RAW RECORDS
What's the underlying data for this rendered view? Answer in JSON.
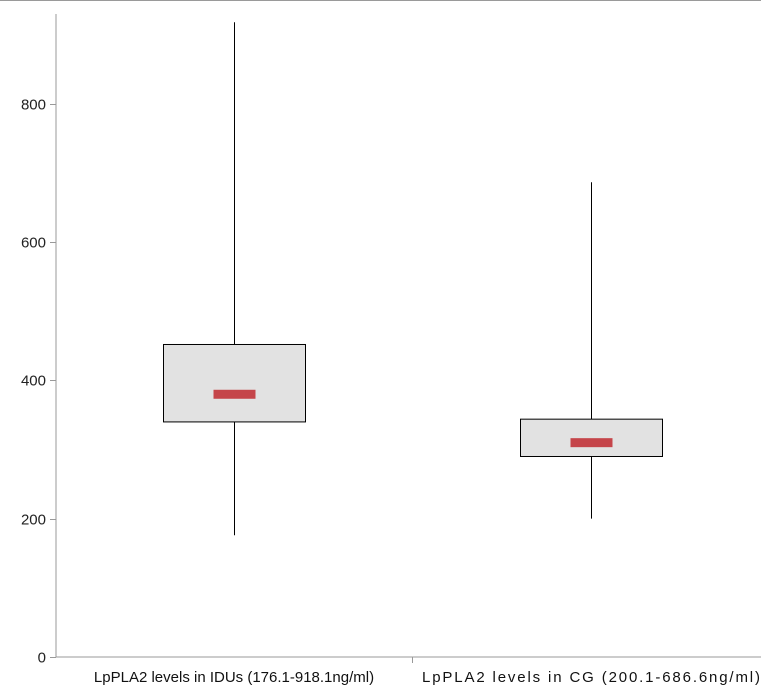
{
  "chart_data": {
    "type": "boxplot",
    "title": "",
    "xlabel": "",
    "ylabel": "",
    "ylim": [
      0,
      930
    ],
    "yticks": [
      0,
      200,
      400,
      600,
      800
    ],
    "grid": false,
    "legend": "none",
    "categories": [
      "LpPLA2 levels in IDUs (176.1-918.1ng/ml)",
      "LpPLA2 levels in CG (200.1-686.6ng/ml)"
    ],
    "boxes": [
      {
        "min": 176.1,
        "q1": 340,
        "median": 380,
        "q3": 452,
        "max": 918.1
      },
      {
        "min": 200.1,
        "q1": 290,
        "median": 310,
        "q3": 344,
        "max": 686.6
      }
    ],
    "colors": {
      "box_fill": "#e2e2e2",
      "median": "#c5454a",
      "axis": "#999999",
      "line": "#000000"
    }
  }
}
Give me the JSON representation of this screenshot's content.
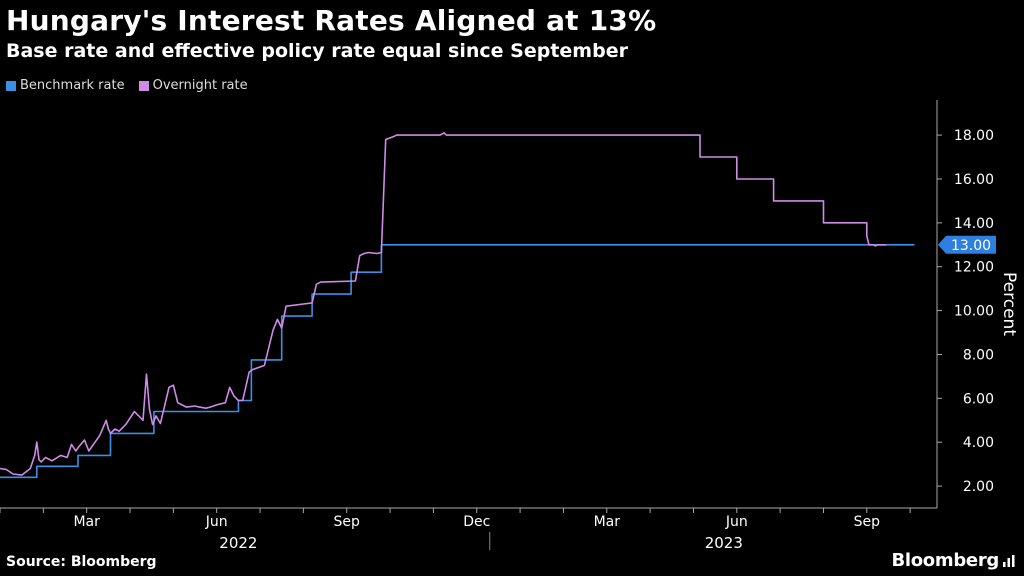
{
  "header": {
    "title": "Hungary's Interest Rates Aligned at 13%",
    "subtitle": "Base rate and effective policy rate equal since September"
  },
  "footer": {
    "source": "Source: Bloomberg",
    "brand": "Bloomberg"
  },
  "colors": {
    "benchmark": "#3b8fe6",
    "overnight": "#d08ae8",
    "label_bg": "#2f7fe0"
  },
  "chart_data": {
    "type": "line",
    "title": "Hungary's Interest Rates Aligned at 13%",
    "ylabel": "Percent",
    "ylim": [
      1,
      19.6
    ],
    "yticks": [
      "2.00",
      "4.00",
      "6.00",
      "8.00",
      "10.00",
      "12.00",
      "14.00",
      "16.00",
      "18.00"
    ],
    "ytick_values": [
      2,
      4,
      6,
      8,
      10,
      12,
      14,
      16,
      18
    ],
    "xlim": [
      0,
      21.55
    ],
    "xticks": [
      {
        "label": "Mar",
        "x": 2.0
      },
      {
        "label": "Jun",
        "x": 5.0
      },
      {
        "label": "Sep",
        "x": 8.0
      },
      {
        "label": "Dec",
        "x": 11.0
      },
      {
        "label": "Mar",
        "x": 14.0
      },
      {
        "label": "Jun",
        "x": 17.0
      },
      {
        "label": "Sep",
        "x": 20.0
      }
    ],
    "year_labels": [
      {
        "label": "2022",
        "x": 5.5
      },
      {
        "label": "2023",
        "x": 16.7
      }
    ],
    "last_value_label": "13.00",
    "series": [
      {
        "name": "Benchmark rate",
        "x": [
          0,
          0.85,
          0.85,
          1.8,
          1.8,
          2.55,
          2.55,
          3.55,
          3.55,
          5.5,
          5.5,
          5.8,
          5.8,
          6.5,
          6.5,
          7.2,
          7.2,
          8.1,
          8.1,
          8.8,
          8.8,
          21.1
        ],
        "values": [
          2.4,
          2.4,
          2.9,
          2.9,
          3.4,
          3.4,
          4.4,
          4.4,
          5.4,
          5.4,
          5.9,
          5.9,
          7.75,
          7.75,
          9.75,
          9.75,
          10.75,
          10.75,
          11.75,
          11.75,
          13.0,
          13.0
        ]
      },
      {
        "name": "Overnight rate",
        "x": [
          0,
          0.15,
          0.3,
          0.5,
          0.7,
          0.8,
          0.85,
          0.9,
          0.95,
          1.05,
          1.2,
          1.4,
          1.55,
          1.65,
          1.75,
          1.82,
          1.95,
          2.05,
          2.3,
          2.45,
          2.5,
          2.55,
          2.65,
          2.75,
          2.9,
          3.1,
          3.3,
          3.38,
          3.45,
          3.52,
          3.6,
          3.7,
          3.9,
          4.0,
          4.1,
          4.3,
          4.5,
          4.6,
          4.75,
          4.85,
          5.0,
          5.2,
          5.3,
          5.4,
          5.5,
          5.6,
          5.75,
          5.82,
          6.1,
          6.3,
          6.4,
          6.5,
          6.6,
          7.0,
          7.2,
          7.3,
          7.4,
          8.2,
          8.3,
          8.4,
          8.5,
          8.7,
          8.8,
          8.9,
          9.1,
          9.15,
          10.15,
          10.2,
          10.25,
          10.3,
          12.5,
          16.15,
          16.15,
          17.0,
          17.0,
          17.85,
          17.85,
          19.0,
          19.0,
          20.0,
          20.0,
          20.05,
          20.15,
          20.2,
          20.25,
          20.45
        ],
        "values": [
          2.8,
          2.75,
          2.55,
          2.5,
          2.8,
          3.4,
          4.0,
          3.2,
          3.1,
          3.3,
          3.15,
          3.4,
          3.3,
          3.9,
          3.6,
          3.8,
          4.1,
          3.6,
          4.3,
          5.0,
          4.6,
          4.4,
          4.6,
          4.5,
          4.8,
          5.4,
          5.0,
          7.1,
          5.5,
          4.8,
          5.2,
          4.85,
          6.5,
          6.6,
          5.8,
          5.6,
          5.65,
          5.6,
          5.55,
          5.6,
          5.7,
          5.8,
          6.5,
          6.1,
          5.9,
          5.9,
          7.2,
          7.3,
          7.5,
          9.1,
          9.6,
          9.2,
          10.2,
          10.3,
          10.35,
          11.2,
          11.3,
          11.35,
          12.5,
          12.6,
          12.65,
          12.6,
          12.65,
          17.8,
          17.95,
          18.0,
          18.0,
          18.05,
          18.1,
          18.0,
          18.0,
          18.0,
          17.0,
          17.0,
          16.0,
          16.0,
          15.0,
          15.0,
          14.0,
          14.0,
          13.4,
          13.0,
          13.0,
          12.95,
          13.0,
          13.0
        ]
      }
    ]
  }
}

PROBLEM REQUIREMENTS
Count every line in the listing above that holds "Bloomberg", then report only the count.

SOLUTION FOR THIS EXERCISE
2